## BEGIN Working data
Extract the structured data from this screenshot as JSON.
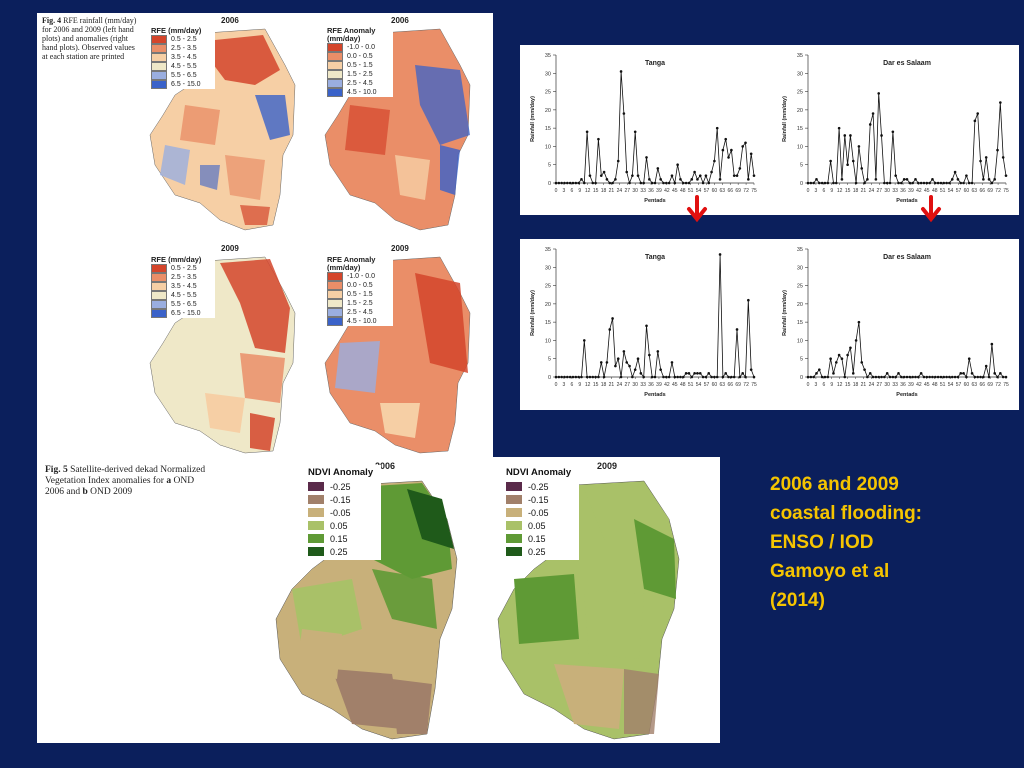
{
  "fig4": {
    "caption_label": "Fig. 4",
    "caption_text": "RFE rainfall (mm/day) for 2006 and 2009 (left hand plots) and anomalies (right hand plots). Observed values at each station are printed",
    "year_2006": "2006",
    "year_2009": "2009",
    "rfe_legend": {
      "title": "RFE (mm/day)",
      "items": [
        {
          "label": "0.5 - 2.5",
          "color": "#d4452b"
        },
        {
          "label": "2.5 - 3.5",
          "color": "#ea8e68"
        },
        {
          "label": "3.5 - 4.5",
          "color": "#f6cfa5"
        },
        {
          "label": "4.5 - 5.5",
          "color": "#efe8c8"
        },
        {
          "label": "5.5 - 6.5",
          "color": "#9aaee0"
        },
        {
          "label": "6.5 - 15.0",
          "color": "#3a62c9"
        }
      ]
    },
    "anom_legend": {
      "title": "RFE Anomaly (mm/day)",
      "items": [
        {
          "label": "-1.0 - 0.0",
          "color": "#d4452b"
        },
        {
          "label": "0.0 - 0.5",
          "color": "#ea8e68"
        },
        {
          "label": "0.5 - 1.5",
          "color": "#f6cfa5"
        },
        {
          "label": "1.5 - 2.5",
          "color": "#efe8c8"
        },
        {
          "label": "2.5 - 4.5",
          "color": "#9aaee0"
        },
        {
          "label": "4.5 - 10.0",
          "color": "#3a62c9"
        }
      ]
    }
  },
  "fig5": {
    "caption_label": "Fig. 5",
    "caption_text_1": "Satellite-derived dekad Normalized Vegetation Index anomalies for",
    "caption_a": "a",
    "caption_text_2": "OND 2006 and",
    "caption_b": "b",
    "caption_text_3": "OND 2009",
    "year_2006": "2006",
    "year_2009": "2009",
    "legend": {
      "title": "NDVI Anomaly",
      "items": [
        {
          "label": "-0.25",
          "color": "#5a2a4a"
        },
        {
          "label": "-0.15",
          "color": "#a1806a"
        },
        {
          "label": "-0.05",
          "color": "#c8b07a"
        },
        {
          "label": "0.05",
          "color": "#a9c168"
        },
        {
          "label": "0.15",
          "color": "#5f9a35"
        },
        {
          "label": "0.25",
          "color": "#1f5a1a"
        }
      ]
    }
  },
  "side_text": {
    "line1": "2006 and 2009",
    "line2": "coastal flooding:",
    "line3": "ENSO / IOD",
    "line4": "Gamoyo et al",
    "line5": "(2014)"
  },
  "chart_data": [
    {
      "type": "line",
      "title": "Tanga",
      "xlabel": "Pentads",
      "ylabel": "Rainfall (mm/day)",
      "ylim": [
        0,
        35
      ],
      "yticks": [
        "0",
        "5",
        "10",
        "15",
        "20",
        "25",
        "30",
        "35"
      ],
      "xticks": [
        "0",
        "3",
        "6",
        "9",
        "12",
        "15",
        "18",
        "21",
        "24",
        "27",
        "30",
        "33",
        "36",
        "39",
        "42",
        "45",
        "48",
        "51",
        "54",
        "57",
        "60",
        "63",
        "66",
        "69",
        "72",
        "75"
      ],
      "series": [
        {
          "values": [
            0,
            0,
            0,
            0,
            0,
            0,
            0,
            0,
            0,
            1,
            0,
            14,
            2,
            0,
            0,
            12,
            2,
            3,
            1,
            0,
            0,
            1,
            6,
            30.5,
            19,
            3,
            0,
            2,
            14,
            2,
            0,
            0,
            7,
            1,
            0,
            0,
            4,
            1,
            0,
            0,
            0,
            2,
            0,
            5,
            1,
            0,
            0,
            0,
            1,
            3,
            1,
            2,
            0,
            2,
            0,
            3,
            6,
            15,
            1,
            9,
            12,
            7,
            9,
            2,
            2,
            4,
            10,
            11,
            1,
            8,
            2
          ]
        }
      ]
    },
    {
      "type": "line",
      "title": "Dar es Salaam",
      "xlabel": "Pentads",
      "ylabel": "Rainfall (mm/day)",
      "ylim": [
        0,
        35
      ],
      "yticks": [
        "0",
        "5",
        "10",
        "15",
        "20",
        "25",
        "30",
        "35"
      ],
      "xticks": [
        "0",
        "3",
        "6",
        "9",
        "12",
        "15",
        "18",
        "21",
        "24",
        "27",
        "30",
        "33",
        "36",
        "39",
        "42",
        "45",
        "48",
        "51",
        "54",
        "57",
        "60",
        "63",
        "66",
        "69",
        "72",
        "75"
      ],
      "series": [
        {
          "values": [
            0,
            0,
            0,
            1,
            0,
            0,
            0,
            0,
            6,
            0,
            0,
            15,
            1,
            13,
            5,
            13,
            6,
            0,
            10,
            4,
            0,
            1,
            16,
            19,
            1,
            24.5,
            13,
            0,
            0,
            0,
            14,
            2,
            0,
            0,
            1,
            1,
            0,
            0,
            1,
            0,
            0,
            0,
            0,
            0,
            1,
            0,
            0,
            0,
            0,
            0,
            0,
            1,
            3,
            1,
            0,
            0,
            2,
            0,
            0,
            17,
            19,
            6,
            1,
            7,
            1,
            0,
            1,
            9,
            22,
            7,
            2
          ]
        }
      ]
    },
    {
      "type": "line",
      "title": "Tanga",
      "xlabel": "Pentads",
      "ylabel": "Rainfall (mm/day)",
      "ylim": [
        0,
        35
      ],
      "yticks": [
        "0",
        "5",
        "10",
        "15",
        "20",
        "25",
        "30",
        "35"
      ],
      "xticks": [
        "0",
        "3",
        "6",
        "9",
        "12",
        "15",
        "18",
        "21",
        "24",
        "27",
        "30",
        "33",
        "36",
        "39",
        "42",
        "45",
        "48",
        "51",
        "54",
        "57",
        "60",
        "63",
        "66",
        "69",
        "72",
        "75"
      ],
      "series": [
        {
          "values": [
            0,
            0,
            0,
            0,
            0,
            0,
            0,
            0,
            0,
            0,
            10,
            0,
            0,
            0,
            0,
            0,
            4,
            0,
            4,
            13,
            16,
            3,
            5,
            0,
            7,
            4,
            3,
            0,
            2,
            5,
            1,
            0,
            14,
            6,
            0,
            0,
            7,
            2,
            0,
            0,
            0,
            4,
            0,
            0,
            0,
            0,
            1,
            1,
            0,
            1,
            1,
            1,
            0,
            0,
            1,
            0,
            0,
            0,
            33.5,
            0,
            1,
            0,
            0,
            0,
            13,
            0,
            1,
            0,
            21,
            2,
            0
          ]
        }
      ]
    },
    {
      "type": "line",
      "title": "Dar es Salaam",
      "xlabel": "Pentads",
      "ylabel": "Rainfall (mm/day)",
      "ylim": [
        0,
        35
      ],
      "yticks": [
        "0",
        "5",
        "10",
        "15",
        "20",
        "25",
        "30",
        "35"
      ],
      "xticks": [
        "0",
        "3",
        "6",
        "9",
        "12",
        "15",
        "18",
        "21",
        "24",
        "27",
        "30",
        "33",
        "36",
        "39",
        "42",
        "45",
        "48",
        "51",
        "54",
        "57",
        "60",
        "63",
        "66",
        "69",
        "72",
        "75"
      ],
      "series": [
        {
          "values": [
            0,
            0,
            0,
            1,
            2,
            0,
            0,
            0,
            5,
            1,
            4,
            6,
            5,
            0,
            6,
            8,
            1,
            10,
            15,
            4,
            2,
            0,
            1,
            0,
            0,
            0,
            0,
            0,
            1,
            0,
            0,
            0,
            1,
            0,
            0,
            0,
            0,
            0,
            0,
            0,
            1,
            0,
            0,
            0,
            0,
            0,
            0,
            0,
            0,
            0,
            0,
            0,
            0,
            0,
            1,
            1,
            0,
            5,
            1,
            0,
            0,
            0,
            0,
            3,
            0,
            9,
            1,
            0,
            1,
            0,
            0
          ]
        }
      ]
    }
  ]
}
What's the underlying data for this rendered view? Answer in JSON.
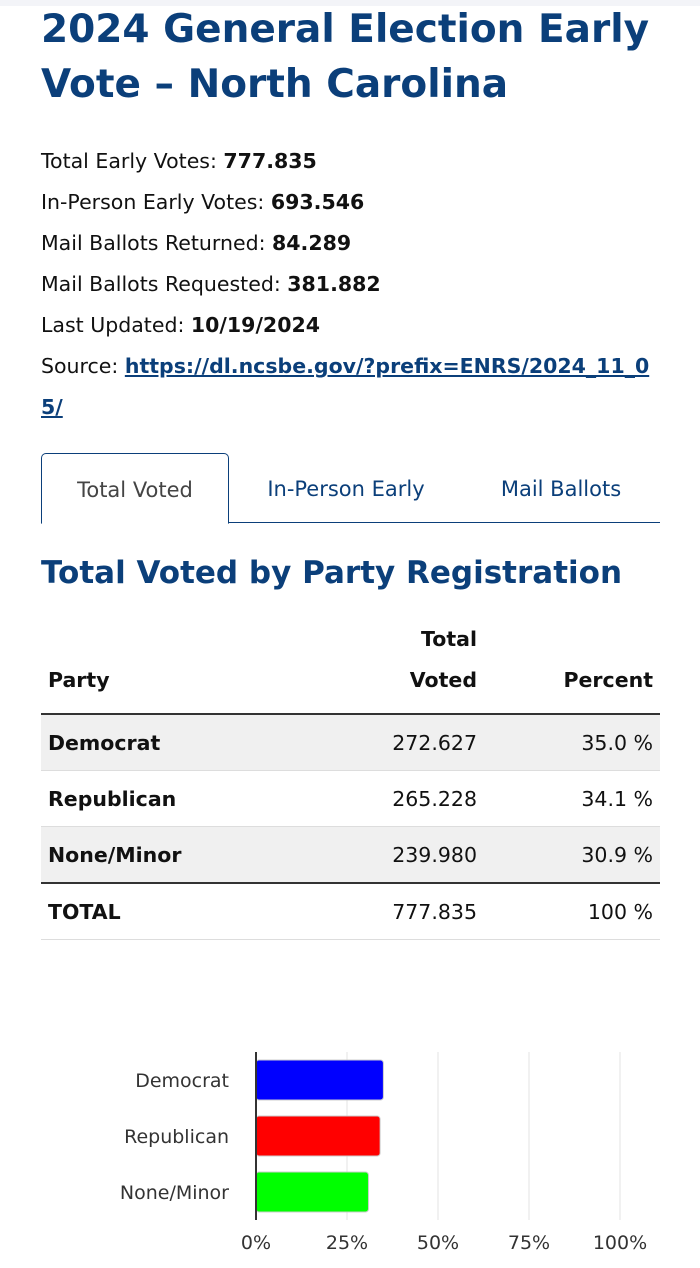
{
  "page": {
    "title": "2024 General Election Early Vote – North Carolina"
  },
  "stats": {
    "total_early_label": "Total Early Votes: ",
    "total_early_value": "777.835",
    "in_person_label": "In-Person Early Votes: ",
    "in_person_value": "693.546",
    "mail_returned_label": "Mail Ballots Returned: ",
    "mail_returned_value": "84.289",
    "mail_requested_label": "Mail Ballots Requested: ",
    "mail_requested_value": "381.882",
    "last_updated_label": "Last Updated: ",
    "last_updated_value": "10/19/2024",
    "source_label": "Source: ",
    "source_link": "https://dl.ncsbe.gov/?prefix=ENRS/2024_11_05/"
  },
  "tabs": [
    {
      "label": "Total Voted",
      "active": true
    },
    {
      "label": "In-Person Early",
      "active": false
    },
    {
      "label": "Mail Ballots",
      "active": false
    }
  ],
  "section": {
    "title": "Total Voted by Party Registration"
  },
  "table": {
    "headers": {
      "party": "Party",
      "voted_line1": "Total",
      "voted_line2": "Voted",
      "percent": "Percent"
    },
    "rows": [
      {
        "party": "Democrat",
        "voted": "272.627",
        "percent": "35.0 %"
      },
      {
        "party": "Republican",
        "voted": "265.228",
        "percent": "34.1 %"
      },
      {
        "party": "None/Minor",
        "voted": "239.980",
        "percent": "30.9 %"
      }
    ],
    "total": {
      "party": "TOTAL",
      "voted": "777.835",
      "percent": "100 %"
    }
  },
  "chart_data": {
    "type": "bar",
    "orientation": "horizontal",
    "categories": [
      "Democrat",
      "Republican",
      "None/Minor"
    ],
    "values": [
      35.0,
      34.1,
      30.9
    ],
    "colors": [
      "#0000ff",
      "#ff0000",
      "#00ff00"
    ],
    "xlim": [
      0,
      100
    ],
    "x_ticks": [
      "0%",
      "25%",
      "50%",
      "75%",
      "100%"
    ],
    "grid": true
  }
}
## END Working data
Your goal:
Of the lines in the material above, state how many contain the string "Anomaly"; give no other text.

Full answer:
2